## [TASK STATEMENT]
Print all of the data exactly.

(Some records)

◇ ◇ ◇ ◇ ◇

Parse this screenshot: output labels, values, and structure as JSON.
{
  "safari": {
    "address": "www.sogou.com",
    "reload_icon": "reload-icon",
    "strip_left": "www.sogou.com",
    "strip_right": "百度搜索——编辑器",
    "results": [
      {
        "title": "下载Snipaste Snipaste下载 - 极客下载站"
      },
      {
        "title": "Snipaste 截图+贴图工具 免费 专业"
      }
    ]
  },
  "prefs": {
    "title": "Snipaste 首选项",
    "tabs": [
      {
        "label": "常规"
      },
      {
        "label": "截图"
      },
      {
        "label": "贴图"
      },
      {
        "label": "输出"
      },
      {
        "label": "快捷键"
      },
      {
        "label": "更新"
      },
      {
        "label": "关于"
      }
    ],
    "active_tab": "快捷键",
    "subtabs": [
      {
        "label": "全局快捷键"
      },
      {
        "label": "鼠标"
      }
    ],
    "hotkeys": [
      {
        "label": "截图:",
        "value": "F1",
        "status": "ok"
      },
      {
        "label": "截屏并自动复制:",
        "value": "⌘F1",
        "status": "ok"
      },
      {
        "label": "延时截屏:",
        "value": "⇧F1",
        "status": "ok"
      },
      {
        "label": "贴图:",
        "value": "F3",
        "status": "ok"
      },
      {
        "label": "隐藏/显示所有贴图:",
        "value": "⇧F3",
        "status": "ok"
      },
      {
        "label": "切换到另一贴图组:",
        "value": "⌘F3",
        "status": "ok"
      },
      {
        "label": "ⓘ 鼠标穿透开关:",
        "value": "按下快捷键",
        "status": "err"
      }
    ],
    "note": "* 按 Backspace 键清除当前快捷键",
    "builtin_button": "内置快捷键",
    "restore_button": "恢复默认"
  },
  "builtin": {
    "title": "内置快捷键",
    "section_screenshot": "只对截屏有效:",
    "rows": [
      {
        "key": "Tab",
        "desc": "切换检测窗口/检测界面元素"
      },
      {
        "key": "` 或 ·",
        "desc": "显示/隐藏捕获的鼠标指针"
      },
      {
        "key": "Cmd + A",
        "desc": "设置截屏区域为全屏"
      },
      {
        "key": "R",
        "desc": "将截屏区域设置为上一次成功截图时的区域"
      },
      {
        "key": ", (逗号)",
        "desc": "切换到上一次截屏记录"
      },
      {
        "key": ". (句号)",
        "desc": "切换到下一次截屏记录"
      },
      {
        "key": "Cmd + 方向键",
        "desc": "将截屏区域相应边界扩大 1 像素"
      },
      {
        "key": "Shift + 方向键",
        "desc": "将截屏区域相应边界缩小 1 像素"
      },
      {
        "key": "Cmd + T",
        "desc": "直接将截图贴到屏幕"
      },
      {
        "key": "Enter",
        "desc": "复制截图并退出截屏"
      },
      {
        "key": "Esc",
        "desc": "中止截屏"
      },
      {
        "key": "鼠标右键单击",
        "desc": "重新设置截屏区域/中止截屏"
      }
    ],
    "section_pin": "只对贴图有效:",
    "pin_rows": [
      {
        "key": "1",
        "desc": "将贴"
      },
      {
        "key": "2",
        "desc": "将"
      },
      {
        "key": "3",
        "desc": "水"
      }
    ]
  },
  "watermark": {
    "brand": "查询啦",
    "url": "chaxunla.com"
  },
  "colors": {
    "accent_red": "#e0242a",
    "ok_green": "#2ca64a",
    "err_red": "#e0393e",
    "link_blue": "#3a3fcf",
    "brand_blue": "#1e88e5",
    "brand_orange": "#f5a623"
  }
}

◇ ◇ ◇ ◇ ◇

## [FINISHED ANSWER]
Parse this screenshot: output labels, values, and structure as JSON.
{
  "safari": {
    "address": "www.sogou.com",
    "reload_icon": "reload-icon",
    "strip_left": "www.sogou.com",
    "strip_right": "百度搜索——编辑器",
    "results": [
      {
        "title": "下载Snipaste Snipaste下载 - 极客下载站"
      },
      {
        "title": "Snipaste 截图+贴图工具 免费 专业"
      }
    ]
  },
  "prefs": {
    "title": "Snipaste 首选项",
    "tabs": [
      {
        "label": "常规"
      },
      {
        "label": "截图"
      },
      {
        "label": "贴图"
      },
      {
        "label": "输出"
      },
      {
        "label": "快捷键"
      },
      {
        "label": "更新"
      },
      {
        "label": "关于"
      }
    ],
    "active_tab": "快捷键",
    "subtabs": [
      {
        "label": "全局快捷键"
      },
      {
        "label": "鼠标"
      }
    ],
    "hotkeys": [
      {
        "label": "截图:",
        "value": "F1",
        "status": "ok"
      },
      {
        "label": "截屏并自动复制:",
        "value": "⌘F1",
        "status": "ok"
      },
      {
        "label": "延时截屏:",
        "value": "⇧F1",
        "status": "ok"
      },
      {
        "label": "贴图:",
        "value": "F3",
        "status": "ok"
      },
      {
        "label": "隐藏/显示所有贴图:",
        "value": "⇧F3",
        "status": "ok"
      },
      {
        "label": "切换到另一贴图组:",
        "value": "⌘F3",
        "status": "ok"
      },
      {
        "label": "ⓘ 鼠标穿透开关:",
        "value": "按下快捷键",
        "status": "err"
      }
    ],
    "note": "* 按 Backspace 键清除当前快捷键",
    "builtin_button": "内置快捷键",
    "restore_button": "恢复默认"
  },
  "builtin": {
    "title": "内置快捷键",
    "section_screenshot": "只对截屏有效:",
    "rows": [
      {
        "key": "Tab",
        "desc": "切换检测窗口/检测界面元素"
      },
      {
        "key": "` 或 ·",
        "desc": "显示/隐藏捕获的鼠标指针"
      },
      {
        "key": "Cmd + A",
        "desc": "设置截屏区域为全屏"
      },
      {
        "key": "R",
        "desc": "将截屏区域设置为上一次成功截图时的区域"
      },
      {
        "key": ", (逗号)",
        "desc": "切换到上一次截屏记录"
      },
      {
        "key": ". (句号)",
        "desc": "切换到下一次截屏记录"
      },
      {
        "key": "Cmd + 方向键",
        "desc": "将截屏区域相应边界扩大 1 像素"
      },
      {
        "key": "Shift + 方向键",
        "desc": "将截屏区域相应边界缩小 1 像素"
      },
      {
        "key": "Cmd + T",
        "desc": "直接将截图贴到屏幕"
      },
      {
        "key": "Enter",
        "desc": "复制截图并退出截屏"
      },
      {
        "key": "Esc",
        "desc": "中止截屏"
      },
      {
        "key": "鼠标右键单击",
        "desc": "重新设置截屏区域/中止截屏"
      }
    ],
    "section_pin": "只对贴图有效:",
    "pin_rows": [
      {
        "key": "1",
        "desc": "将贴"
      },
      {
        "key": "2",
        "desc": "将"
      },
      {
        "key": "3",
        "desc": "水"
      }
    ]
  },
  "watermark": {
    "brand": "查询啦",
    "url": "chaxunla.com"
  },
  "colors": {
    "accent_red": "#e0242a",
    "ok_green": "#2ca64a",
    "err_red": "#e0393e",
    "link_blue": "#3a3fcf",
    "brand_blue": "#1e88e5",
    "brand_orange": "#f5a623"
  }
}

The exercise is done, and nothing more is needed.